### SUPPLIED MATERIAL
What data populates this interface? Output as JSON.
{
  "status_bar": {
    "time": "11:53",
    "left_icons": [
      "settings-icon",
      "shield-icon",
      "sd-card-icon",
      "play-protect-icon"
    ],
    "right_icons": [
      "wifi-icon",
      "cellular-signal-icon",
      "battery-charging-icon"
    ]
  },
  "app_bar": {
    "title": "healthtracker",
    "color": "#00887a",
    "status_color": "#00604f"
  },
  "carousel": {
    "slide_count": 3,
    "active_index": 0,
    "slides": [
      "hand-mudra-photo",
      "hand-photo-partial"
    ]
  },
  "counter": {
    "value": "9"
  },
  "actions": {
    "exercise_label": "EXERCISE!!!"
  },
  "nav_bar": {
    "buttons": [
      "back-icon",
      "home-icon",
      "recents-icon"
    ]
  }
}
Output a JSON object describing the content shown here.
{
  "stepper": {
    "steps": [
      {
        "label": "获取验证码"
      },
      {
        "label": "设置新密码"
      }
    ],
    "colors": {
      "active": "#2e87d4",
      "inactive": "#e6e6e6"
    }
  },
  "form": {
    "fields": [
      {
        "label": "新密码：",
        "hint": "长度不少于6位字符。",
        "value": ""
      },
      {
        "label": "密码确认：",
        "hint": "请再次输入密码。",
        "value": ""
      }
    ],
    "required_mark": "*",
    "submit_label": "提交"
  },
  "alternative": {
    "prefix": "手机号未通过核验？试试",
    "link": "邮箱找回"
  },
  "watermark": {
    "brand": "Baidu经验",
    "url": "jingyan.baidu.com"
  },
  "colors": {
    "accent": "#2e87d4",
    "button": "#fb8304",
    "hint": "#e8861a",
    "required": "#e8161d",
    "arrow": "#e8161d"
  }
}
######
• [GOAL OF THE EXERCISE] Find every line in the records that has the string "hint", then state how many there are and nothing else.

• [TASK OUTPUT] 3